═══ ENTRIES SUPPLIED ═══
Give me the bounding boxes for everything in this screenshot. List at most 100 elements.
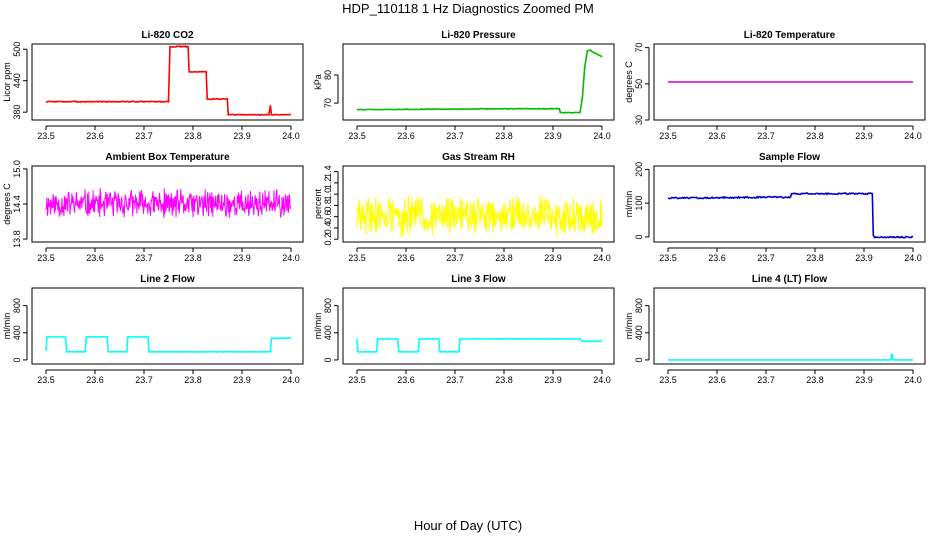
x-tick-label: 24.0 <box>593 253 611 263</box>
x-tick-label: 24.0 <box>282 131 300 141</box>
plot-frame <box>653 43 926 121</box>
y-axis-label: kPa <box>313 74 323 90</box>
y-tick-label: 0 <box>634 234 644 239</box>
x-tick-label: 23.7 <box>135 375 153 385</box>
x-tick-label: 23.9 <box>544 253 562 263</box>
x-tick-label: 23.8 <box>184 131 202 141</box>
series-line <box>356 337 603 353</box>
y-tick-label: 13.8 <box>12 230 22 248</box>
y-tick-label: 0 <box>634 357 644 362</box>
panel-title: Line 4 (LT) Flow <box>752 274 828 285</box>
panel-title: Sample Flow <box>759 152 820 163</box>
x-tick-label: 23.9 <box>233 131 251 141</box>
series-line <box>667 192 914 239</box>
x-tick-label: 23.6 <box>86 375 104 385</box>
x-tick-label: 23.6 <box>397 375 415 385</box>
y-tick-label: 500 <box>12 42 22 57</box>
y-tick-label: 380 <box>12 105 22 120</box>
series-line <box>668 353 913 361</box>
x-tick-label: 24.0 <box>282 253 300 263</box>
x-tick-label: 23.6 <box>708 375 726 385</box>
series-line <box>45 45 292 117</box>
x-tick-label: 24.0 <box>282 375 300 385</box>
y-axis-label: ml/min <box>624 191 634 218</box>
x-tick-label: 23.7 <box>135 253 153 263</box>
x-tick-label: 23.6 <box>397 131 415 141</box>
panel-9: Line 4 (LT) Flow ml/min 23.5 23.6 23.7 23.8 23… <box>624 274 926 385</box>
plot-frame <box>31 287 304 365</box>
y-tick-label: 0.6 <box>323 210 333 223</box>
y-tick-label: 0.2 <box>323 233 333 246</box>
x-tick-label: 23.7 <box>446 375 464 385</box>
x-tick-label: 23.5 <box>348 131 366 141</box>
y-tick-label: 70 <box>323 98 333 108</box>
plot-frame <box>653 165 926 243</box>
x-tick-label: 23.7 <box>446 131 464 141</box>
plot-frame <box>31 165 304 243</box>
plot-frame <box>342 287 615 365</box>
x-tick-label: 23.9 <box>233 375 251 385</box>
panel-3: Li-820 Temperature degrees C 23.5 23.6 23.7 2… <box>624 30 926 141</box>
panel-8: Line 3 Flow ml/min 23.5 23.6 23.7 23.8 23.9 24.… <box>313 274 615 385</box>
panel-title: Gas Stream RH <box>442 152 515 163</box>
x-tick-label: 23.7 <box>757 131 775 141</box>
x-tick-label: 23.6 <box>86 253 104 263</box>
x-tick-label: 24.0 <box>593 131 611 141</box>
y-tick-label: 440 <box>12 73 22 88</box>
x-tick-label: 23.9 <box>855 375 873 385</box>
panel-title: Li-820 Pressure <box>441 30 516 41</box>
x-tick-label: 24.0 <box>904 131 922 141</box>
x-tick-label: 23.5 <box>37 131 55 141</box>
panel-6: Sample Flow ml/min 23.5 23.6 23.7 23.8 23.9 24.… <box>624 152 926 263</box>
panel-5: Gas Stream RH percent 23.5 23.6 23.7 23.8 23.9… <box>313 152 615 263</box>
y-tick-label: 400 <box>12 325 22 340</box>
x-tick-label: 23.5 <box>348 253 366 263</box>
x-tick-label: 23.6 <box>708 131 726 141</box>
y-tick-label: 15.0 <box>12 160 22 178</box>
panel-title: Line 2 Flow <box>140 274 195 285</box>
x-tick-label: 23.8 <box>184 375 202 385</box>
plot-frame <box>31 43 304 121</box>
x-tick-label: 23.5 <box>659 375 677 385</box>
y-tick-label: 1.4 <box>323 165 333 178</box>
x-tick-label: 23.8 <box>806 253 824 263</box>
panel-title: Line 3 Flow <box>451 274 506 285</box>
plot-frame <box>342 43 615 121</box>
y-tick-label: 800 <box>12 298 22 313</box>
y-axis-label: ml/min <box>313 313 323 340</box>
x-tick-label: 23.7 <box>757 253 775 263</box>
x-tick-label: 23.8 <box>495 375 513 385</box>
y-tick-label: 30 <box>634 115 644 125</box>
panel-2: Li-820 Pressure kPa 23.5 23.6 23.7 23.8 23.9 24… <box>313 30 615 141</box>
x-tick-label: 24.0 <box>904 375 922 385</box>
y-tick-label: 200 <box>634 162 644 177</box>
figure-title: HDP_110118 1 Hz Diagnostics Zoomed PM <box>342 1 594 16</box>
x-tick-label: 23.7 <box>135 131 153 141</box>
series-line <box>45 335 292 353</box>
y-tick-label: 800 <box>634 298 644 313</box>
y-axis-label: degrees C <box>624 61 634 103</box>
x-tick-label: 23.5 <box>37 375 55 385</box>
x-tick-label: 23.8 <box>495 131 513 141</box>
x-tick-label: 23.6 <box>708 253 726 263</box>
x-tick-label: 23.9 <box>855 253 873 263</box>
x-tick-label: 23.9 <box>544 131 562 141</box>
y-tick-label: 400 <box>323 325 333 340</box>
y-tick-label: 0.8 <box>323 199 333 212</box>
panel-7: Line 2 Flow ml/min 23.5 23.6 23.7 23.8 23.9 24.… <box>2 274 304 385</box>
y-tick-label: 70 <box>634 43 644 53</box>
x-tick-label: 24.0 <box>904 253 922 263</box>
plot-frame <box>342 165 615 243</box>
y-tick-label: 50 <box>634 79 644 89</box>
x-tick-label: 23.5 <box>659 131 677 141</box>
series-line <box>356 194 603 238</box>
x-tick-label: 23.5 <box>37 253 55 263</box>
x-axis-label: Hour of Day (UTC) <box>413 518 523 533</box>
y-tick-label: 0 <box>12 357 22 362</box>
y-tick-label: 400 <box>634 325 644 340</box>
x-tick-label: 23.7 <box>446 253 464 263</box>
y-tick-label: 80 <box>323 70 333 80</box>
x-tick-label: 23.8 <box>806 375 824 385</box>
y-axis-label: degrees C <box>2 183 12 225</box>
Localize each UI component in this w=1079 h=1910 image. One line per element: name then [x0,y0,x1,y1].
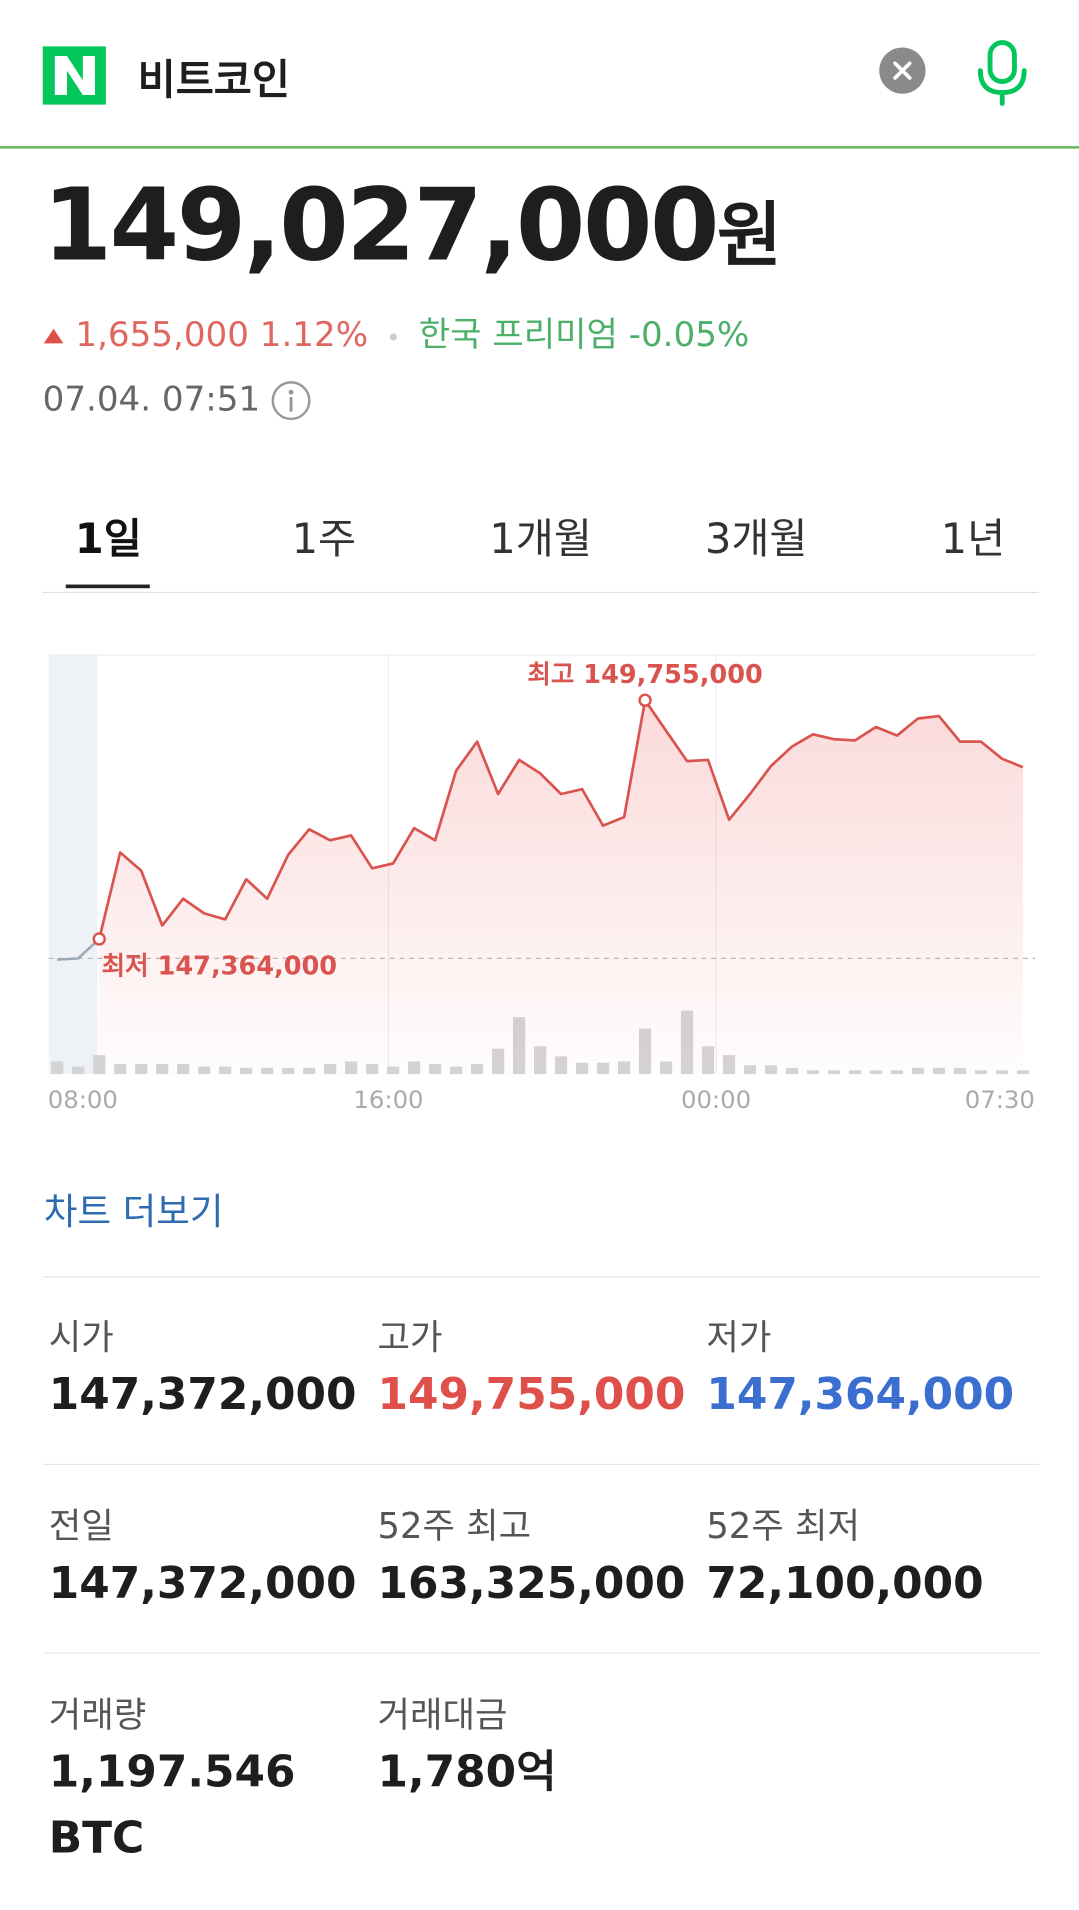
═══
• [EXERCISE]
Please copy out the listing above again, from the line containing "x-tick-label: 24.0 <box>593 253 611 263</box>" up to and including the line containing "x-tick-label: 23.9 <box>233 375 251 385</box>", with each line kept identical.

• [ANSWER TO THE PROBLEM]
x-tick-label: 24.0 <box>593 253 611 263</box>
x-tick-label: 24.0 <box>282 131 300 141</box>
plot-frame <box>653 43 926 121</box>
y-axis-label: kPa <box>313 74 323 90</box>
y-tick-label: 0 <box>634 234 644 239</box>
x-tick-label: 23.7 <box>135 375 153 385</box>
x-tick-label: 23.9 <box>544 253 562 263</box>
x-tick-label: 23.8 <box>184 131 202 141</box>
series-line <box>356 337 603 353</box>
y-tick-label: 13.8 <box>12 230 22 248</box>
y-tick-label: 0 <box>634 357 644 362</box>
panel-title: Line 4 (LT) Flow <box>752 274 828 285</box>
panel-title: Sample Flow <box>759 152 820 163</box>
x-tick-label: 23.9 <box>233 131 251 141</box>
series-line <box>667 192 914 239</box>
x-tick-label: 23.6 <box>86 375 104 385</box>
x-tick-label: 23.6 <box>397 375 415 385</box>
y-tick-label: 500 <box>12 42 22 57</box>
y-tick-label: 380 <box>12 105 22 120</box>
series-line <box>668 353 913 361</box>
x-tick-label: 24.0 <box>282 253 300 263</box>
x-tick-label: 23.6 <box>708 375 726 385</box>
series-line <box>45 45 292 117</box>
x-tick-label: 24.0 <box>282 375 300 385</box>
y-axis-label: ml/min <box>624 191 634 218</box>
x-tick-label: 23.7 <box>135 253 153 263</box>
x-tick-label: 23.6 <box>397 131 415 141</box>
panel-9: Line 4 (LT) Flow ml/min 23.5 23.6 23.7 23.8 23… <box>624 274 926 385</box>
plot-frame <box>31 287 304 365</box>
y-tick-label: 0.6 <box>323 210 333 223</box>
y-tick-label: 0.2 <box>323 233 333 246</box>
x-tick-label: 23.7 <box>446 375 464 385</box>
x-tick-label: 23.5 <box>348 131 366 141</box>
y-tick-label: 70 <box>323 98 333 108</box>
plot-frame <box>653 165 926 243</box>
x-tick-label: 23.7 <box>446 131 464 141</box>
plot-frame <box>31 165 304 243</box>
plot-frame <box>342 287 615 365</box>
x-tick-label: 23.9 <box>233 375 251 385</box>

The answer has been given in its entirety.